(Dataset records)
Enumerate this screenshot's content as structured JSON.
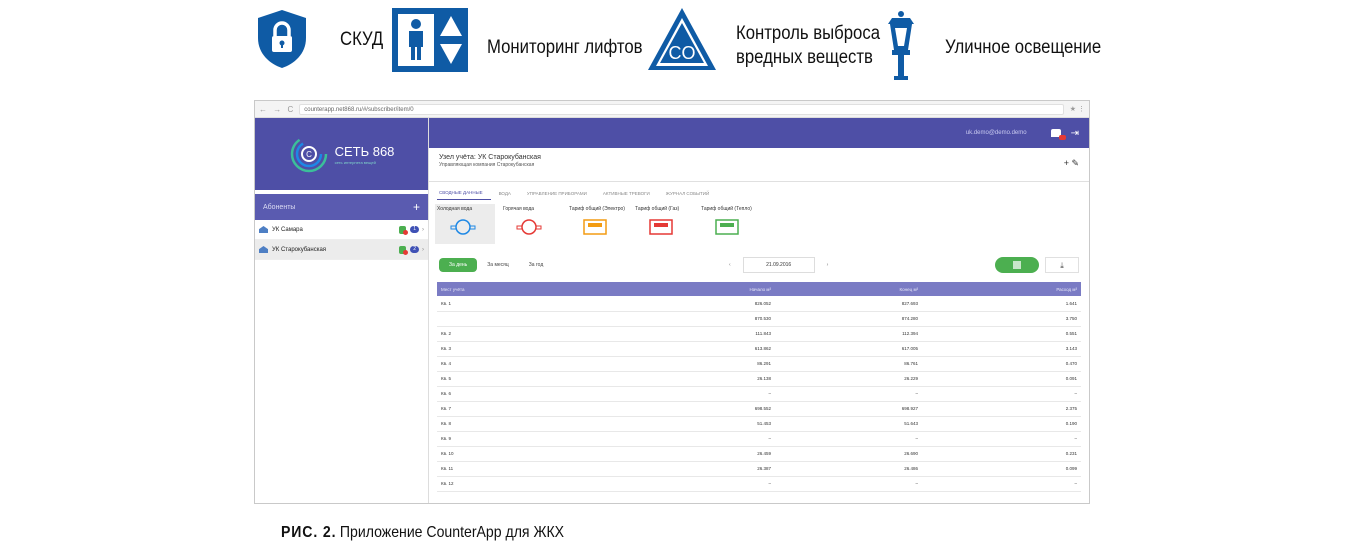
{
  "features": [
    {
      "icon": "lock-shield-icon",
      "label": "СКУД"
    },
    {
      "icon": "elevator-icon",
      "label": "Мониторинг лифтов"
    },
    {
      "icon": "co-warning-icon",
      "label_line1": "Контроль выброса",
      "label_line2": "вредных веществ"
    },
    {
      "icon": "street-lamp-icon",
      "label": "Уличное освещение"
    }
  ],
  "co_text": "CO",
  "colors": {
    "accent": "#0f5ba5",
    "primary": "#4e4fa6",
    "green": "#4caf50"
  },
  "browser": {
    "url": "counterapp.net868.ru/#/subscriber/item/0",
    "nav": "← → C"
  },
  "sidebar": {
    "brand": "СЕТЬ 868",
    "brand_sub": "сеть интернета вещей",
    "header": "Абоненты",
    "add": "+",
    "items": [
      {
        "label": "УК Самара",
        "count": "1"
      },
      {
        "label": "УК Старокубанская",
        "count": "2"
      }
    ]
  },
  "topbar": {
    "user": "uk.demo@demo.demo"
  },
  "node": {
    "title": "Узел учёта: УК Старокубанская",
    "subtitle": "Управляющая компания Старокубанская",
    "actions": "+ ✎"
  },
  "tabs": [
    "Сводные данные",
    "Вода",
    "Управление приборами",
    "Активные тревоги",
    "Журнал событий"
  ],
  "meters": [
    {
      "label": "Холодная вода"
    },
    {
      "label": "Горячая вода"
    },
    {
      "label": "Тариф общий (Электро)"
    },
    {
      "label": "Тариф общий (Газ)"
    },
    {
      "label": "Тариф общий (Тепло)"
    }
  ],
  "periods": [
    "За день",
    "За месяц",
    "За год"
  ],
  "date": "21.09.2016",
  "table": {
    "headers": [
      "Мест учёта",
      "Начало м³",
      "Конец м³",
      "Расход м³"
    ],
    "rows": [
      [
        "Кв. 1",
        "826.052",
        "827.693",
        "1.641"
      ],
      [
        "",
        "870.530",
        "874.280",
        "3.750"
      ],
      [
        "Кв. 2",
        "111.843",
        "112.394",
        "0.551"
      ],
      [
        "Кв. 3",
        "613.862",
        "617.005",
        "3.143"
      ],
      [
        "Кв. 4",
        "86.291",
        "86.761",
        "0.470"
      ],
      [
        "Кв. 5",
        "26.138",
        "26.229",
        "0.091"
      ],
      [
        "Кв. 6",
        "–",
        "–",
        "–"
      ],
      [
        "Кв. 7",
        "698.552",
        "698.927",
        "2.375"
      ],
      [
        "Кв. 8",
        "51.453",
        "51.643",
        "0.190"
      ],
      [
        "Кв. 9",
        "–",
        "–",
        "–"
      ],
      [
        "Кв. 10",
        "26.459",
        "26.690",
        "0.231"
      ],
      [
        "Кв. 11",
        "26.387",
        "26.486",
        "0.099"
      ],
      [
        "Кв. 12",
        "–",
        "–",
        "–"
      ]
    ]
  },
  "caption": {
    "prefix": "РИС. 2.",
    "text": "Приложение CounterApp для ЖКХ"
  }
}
...
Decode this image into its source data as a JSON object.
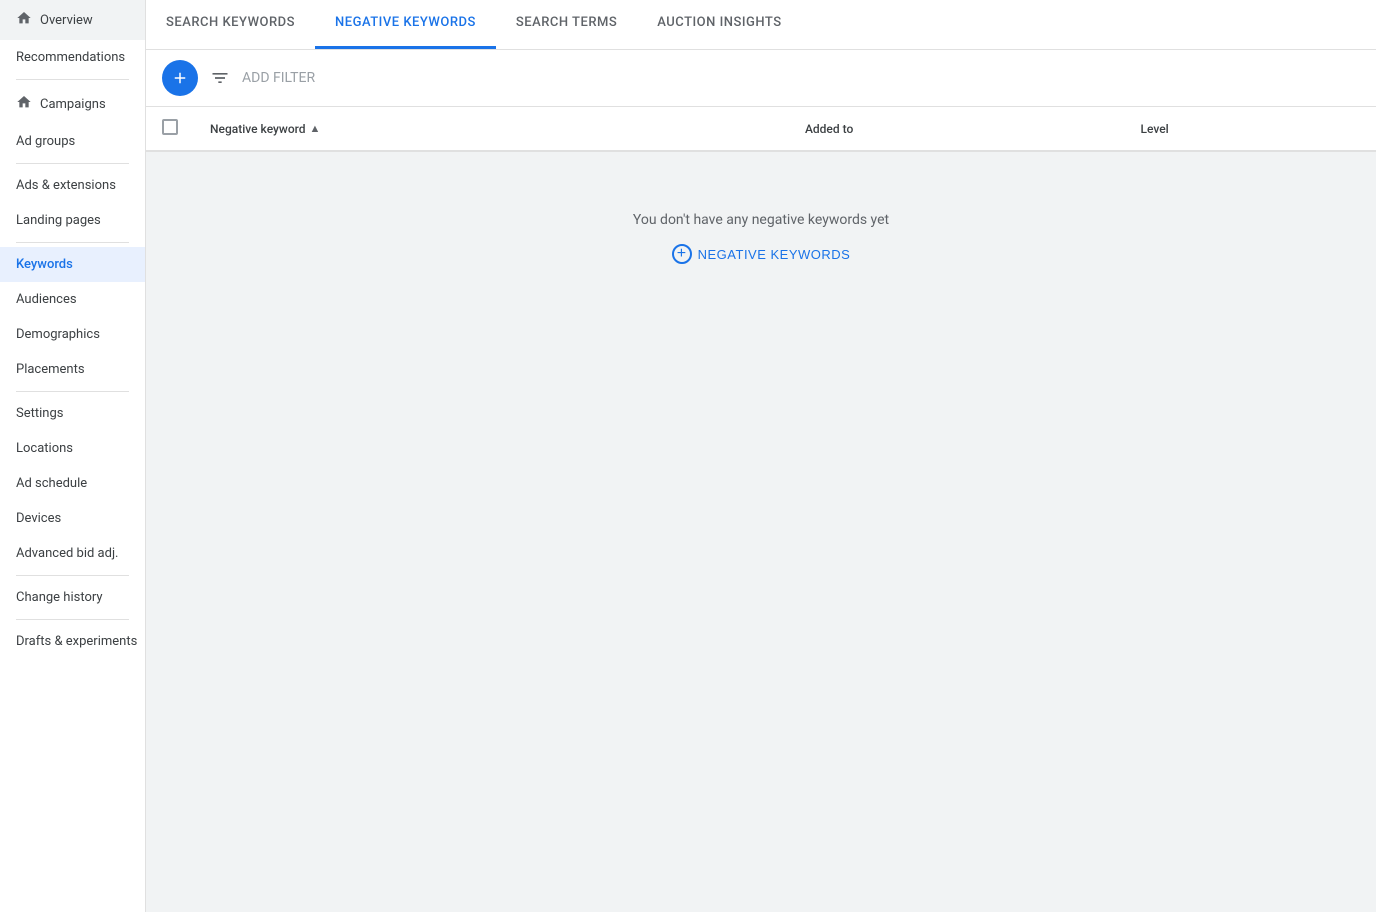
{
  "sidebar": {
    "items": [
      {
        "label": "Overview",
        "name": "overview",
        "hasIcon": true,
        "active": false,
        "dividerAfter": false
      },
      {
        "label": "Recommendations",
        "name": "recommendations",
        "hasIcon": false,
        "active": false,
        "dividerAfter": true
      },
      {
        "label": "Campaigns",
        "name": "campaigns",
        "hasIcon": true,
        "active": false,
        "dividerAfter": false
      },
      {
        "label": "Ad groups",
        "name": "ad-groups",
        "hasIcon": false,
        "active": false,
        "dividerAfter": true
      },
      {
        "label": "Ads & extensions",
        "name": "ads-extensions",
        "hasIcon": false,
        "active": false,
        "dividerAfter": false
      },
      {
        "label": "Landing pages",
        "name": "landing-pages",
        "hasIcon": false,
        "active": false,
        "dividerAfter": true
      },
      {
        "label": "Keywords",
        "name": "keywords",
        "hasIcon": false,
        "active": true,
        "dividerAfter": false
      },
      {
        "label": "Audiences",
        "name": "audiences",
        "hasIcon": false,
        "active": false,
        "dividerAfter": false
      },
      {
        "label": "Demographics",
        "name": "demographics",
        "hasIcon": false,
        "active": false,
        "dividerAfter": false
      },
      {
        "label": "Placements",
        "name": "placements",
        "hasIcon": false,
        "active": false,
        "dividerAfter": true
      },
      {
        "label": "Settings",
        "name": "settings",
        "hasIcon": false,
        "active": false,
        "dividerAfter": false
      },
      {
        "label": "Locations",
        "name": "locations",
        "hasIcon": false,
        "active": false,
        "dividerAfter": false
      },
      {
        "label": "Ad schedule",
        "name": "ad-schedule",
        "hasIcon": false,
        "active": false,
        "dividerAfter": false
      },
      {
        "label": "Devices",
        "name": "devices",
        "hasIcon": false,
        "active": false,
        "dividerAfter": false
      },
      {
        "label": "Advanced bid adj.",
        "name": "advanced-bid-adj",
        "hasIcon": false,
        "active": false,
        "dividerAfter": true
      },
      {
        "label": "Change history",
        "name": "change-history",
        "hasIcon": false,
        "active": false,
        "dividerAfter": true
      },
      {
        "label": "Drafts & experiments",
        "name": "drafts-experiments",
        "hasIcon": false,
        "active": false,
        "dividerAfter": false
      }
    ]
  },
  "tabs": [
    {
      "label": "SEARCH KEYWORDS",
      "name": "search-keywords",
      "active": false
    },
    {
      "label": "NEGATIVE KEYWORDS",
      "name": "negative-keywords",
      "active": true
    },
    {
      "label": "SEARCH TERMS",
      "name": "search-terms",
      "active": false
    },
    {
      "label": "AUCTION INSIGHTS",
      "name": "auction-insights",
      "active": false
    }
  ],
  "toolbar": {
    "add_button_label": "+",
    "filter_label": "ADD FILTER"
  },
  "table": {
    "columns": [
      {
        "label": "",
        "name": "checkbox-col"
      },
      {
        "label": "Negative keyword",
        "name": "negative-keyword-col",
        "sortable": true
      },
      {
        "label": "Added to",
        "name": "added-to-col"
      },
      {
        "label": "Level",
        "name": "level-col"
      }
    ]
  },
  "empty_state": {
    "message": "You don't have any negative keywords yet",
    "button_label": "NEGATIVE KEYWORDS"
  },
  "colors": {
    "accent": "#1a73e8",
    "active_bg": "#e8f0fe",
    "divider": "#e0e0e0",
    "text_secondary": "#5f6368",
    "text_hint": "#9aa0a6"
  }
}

[Exercise objective]:
Exactly how many lines of the material contain the word "Старокубанская"? Write the number alone.

[Written reply]:
3